- [EXERCISE OBJECTIVE] Scan the entries below and extract each line with the word "использования" in it.
## BEGIN LISTING
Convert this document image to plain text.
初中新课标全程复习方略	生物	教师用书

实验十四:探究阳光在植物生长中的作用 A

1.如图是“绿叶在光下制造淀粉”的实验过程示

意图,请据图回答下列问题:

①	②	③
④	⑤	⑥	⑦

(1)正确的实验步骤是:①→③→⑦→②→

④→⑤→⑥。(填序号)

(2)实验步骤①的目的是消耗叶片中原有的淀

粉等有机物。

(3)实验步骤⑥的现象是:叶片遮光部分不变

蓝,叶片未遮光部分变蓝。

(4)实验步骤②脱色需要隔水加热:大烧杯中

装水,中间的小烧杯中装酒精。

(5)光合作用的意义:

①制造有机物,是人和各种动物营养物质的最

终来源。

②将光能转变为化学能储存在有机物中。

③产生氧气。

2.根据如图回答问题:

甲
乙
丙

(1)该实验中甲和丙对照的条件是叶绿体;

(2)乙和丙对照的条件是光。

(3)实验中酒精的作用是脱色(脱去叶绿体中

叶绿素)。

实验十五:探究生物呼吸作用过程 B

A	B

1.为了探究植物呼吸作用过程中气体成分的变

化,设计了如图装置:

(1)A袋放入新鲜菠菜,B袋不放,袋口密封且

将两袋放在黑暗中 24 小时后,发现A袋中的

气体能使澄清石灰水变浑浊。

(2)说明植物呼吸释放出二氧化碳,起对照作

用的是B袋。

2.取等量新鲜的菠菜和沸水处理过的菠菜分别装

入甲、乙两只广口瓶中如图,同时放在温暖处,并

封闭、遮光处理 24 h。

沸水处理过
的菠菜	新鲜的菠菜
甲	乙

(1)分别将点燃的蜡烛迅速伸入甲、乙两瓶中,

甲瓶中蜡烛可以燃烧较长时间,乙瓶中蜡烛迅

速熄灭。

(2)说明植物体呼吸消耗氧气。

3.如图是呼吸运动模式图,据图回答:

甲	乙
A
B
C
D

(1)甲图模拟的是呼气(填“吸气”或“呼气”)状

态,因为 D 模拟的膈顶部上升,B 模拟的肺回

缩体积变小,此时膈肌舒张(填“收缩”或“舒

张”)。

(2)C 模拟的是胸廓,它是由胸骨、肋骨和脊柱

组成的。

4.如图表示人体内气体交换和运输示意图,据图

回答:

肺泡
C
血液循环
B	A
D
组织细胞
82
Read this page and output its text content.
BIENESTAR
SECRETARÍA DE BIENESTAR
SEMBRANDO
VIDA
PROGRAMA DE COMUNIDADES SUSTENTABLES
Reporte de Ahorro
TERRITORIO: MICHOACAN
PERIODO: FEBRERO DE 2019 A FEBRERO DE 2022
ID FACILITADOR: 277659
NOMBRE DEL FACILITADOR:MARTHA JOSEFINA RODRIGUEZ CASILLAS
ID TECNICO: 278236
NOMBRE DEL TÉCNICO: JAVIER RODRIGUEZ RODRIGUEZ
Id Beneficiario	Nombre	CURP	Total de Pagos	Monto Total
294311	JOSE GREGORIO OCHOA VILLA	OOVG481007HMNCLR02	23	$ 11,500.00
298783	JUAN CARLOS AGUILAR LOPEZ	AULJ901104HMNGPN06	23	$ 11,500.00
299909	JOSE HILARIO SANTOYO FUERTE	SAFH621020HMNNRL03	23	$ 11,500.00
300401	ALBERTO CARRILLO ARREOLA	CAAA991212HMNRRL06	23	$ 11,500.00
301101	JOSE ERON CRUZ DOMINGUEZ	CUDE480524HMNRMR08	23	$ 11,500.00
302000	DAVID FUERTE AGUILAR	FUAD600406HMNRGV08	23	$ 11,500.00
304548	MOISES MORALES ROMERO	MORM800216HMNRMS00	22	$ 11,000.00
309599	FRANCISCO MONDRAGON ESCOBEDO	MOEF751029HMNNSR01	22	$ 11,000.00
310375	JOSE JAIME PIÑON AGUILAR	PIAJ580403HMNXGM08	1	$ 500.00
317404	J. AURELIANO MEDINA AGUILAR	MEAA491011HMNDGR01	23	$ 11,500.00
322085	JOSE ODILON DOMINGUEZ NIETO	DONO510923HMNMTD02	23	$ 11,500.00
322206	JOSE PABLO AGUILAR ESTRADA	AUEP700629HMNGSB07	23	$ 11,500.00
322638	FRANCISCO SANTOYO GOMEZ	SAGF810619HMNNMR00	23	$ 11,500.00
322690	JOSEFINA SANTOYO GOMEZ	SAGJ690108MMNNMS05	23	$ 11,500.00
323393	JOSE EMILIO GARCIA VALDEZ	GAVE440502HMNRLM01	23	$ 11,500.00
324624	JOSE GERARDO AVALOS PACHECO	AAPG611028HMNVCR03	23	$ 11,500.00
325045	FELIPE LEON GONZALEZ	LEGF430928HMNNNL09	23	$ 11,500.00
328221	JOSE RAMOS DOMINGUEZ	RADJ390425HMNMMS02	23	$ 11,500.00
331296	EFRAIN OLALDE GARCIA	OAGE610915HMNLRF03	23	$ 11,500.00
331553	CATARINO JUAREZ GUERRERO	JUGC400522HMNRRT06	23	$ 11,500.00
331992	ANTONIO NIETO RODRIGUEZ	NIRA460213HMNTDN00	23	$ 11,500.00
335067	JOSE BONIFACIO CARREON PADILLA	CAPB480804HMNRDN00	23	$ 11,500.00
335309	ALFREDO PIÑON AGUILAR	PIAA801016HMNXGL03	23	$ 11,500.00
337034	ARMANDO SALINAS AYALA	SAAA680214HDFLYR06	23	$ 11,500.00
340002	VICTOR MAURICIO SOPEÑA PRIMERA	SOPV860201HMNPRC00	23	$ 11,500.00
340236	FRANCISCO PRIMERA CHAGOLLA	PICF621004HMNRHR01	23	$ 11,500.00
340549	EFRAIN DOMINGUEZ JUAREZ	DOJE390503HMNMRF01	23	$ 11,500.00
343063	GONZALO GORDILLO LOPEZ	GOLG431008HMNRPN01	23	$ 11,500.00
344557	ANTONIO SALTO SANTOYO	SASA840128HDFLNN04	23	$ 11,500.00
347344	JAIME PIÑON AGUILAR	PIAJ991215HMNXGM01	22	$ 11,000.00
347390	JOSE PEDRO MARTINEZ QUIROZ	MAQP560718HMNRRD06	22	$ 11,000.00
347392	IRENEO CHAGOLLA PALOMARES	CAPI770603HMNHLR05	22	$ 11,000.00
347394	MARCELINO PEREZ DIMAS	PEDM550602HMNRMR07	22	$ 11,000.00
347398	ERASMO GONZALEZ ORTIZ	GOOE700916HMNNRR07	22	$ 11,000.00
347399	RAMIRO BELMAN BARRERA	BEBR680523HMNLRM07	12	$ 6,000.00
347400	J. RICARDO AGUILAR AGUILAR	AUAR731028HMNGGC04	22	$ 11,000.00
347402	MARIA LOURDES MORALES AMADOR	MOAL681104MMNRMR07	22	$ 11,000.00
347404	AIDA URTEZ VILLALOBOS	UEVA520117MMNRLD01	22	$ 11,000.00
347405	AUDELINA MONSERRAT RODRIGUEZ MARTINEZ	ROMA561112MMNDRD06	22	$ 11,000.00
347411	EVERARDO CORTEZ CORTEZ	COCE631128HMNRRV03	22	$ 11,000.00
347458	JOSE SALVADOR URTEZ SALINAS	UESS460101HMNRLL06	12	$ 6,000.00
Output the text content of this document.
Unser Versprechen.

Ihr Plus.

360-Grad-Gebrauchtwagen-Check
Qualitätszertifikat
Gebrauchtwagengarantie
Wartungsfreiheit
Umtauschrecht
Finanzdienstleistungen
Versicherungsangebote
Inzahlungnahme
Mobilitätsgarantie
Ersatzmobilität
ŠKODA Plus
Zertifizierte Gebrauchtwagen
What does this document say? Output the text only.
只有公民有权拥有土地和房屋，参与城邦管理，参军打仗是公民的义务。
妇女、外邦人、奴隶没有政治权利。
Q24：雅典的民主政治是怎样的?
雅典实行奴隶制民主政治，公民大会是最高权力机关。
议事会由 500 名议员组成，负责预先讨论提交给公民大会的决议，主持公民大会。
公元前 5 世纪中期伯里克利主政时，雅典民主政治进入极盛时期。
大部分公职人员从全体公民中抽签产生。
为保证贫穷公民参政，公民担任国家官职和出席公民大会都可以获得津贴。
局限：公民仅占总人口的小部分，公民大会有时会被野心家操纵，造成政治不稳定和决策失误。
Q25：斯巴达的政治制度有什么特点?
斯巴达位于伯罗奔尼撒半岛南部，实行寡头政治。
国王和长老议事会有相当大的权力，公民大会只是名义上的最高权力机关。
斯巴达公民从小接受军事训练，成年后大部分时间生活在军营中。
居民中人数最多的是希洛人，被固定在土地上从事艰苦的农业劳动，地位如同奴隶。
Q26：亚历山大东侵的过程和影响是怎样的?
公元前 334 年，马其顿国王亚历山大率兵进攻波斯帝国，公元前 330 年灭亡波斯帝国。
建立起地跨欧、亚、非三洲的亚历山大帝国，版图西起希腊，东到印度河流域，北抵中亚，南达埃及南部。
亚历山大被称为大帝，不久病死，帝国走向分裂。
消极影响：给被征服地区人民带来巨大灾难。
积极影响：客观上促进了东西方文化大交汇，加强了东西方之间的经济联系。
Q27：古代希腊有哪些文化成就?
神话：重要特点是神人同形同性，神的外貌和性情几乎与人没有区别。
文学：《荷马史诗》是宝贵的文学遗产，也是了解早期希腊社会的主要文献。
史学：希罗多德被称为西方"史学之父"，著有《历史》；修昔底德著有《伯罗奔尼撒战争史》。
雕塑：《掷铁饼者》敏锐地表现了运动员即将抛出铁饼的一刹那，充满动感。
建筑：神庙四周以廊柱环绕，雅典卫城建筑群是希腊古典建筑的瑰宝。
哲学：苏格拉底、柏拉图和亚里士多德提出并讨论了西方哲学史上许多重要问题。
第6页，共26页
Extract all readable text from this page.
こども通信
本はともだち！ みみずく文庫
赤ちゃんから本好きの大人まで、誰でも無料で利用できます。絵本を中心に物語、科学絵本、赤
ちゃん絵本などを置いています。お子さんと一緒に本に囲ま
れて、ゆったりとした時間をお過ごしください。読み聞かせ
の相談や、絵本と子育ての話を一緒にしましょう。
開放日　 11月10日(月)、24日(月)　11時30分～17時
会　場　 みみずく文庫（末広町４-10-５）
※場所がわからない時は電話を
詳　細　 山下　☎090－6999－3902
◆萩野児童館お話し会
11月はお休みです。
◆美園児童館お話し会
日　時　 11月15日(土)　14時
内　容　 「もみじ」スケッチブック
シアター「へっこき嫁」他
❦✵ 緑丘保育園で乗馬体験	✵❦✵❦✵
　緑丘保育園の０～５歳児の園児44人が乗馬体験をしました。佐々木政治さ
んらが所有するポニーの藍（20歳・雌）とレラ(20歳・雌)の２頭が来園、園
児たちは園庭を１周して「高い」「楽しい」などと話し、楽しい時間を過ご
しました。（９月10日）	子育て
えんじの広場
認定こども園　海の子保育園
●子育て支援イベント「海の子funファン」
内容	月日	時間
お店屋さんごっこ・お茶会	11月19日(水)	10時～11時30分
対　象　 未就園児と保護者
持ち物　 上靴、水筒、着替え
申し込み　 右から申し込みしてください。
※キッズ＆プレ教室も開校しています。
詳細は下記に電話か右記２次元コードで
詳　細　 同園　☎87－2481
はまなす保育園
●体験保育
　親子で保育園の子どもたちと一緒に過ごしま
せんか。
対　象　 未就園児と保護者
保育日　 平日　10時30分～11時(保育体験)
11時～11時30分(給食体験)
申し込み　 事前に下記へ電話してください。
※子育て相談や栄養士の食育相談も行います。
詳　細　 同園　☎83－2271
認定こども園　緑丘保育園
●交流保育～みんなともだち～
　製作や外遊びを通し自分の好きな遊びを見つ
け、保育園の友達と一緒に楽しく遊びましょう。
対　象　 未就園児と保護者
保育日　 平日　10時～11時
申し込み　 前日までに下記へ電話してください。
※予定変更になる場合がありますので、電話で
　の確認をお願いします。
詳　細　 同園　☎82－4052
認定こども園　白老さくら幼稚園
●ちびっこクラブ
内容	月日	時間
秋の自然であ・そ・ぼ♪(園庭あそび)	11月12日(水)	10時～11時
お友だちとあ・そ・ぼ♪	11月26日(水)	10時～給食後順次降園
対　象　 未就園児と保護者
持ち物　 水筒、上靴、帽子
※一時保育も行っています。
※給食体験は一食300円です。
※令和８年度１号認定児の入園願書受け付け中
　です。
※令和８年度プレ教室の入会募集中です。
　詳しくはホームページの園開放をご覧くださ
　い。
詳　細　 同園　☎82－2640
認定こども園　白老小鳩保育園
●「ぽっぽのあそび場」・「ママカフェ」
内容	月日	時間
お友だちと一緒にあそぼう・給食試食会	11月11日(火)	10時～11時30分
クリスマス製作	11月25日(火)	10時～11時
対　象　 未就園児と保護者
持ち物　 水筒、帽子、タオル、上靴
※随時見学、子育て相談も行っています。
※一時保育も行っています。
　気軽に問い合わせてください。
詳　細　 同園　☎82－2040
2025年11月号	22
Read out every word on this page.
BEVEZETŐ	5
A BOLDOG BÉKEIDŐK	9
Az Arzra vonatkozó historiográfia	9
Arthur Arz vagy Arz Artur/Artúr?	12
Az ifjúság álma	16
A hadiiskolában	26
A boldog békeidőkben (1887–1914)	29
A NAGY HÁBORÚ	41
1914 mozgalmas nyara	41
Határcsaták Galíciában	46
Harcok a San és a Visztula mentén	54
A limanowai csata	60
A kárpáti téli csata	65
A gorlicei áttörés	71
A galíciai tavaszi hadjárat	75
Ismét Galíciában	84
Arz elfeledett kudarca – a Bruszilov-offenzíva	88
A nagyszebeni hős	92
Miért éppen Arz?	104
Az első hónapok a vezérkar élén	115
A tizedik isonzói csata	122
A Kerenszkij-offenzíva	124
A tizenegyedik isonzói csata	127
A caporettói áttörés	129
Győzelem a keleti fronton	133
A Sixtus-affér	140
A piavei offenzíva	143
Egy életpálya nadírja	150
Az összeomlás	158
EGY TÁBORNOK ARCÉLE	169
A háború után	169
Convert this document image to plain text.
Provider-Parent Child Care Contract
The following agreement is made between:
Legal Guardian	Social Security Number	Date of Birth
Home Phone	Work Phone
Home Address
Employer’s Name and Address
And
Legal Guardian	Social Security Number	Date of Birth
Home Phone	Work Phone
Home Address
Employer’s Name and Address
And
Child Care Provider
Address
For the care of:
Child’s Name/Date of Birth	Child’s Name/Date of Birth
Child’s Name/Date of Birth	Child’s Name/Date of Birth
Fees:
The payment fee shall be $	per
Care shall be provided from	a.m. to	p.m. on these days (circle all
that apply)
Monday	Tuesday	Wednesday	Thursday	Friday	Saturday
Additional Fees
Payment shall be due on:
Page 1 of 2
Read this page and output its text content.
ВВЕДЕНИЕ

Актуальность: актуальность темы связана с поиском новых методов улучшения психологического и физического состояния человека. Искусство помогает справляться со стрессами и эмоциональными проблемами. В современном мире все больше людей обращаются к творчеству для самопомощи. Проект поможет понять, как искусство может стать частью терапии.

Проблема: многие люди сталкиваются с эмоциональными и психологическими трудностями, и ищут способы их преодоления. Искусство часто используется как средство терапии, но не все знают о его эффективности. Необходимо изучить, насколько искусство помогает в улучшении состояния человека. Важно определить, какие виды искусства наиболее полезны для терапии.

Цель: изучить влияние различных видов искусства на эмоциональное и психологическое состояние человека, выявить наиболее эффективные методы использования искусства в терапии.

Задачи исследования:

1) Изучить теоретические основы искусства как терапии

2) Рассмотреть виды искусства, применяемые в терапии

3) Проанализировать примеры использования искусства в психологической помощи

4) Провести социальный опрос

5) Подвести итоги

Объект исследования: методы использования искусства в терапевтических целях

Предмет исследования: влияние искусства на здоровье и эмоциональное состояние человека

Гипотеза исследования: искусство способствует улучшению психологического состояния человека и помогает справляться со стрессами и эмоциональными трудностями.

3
## END LISTING
- [ANSWER TO THE EXERCISE]
Цель: изучить влияние различных видов искусства на эмоциональное и психологическое состояние человека, выявить наиболее эффективные методы использования искусства в терапии.
3) Проанализировать примеры использования искусства в психологической помощи
Объект исследования: методы использования искусства в терапевтических целях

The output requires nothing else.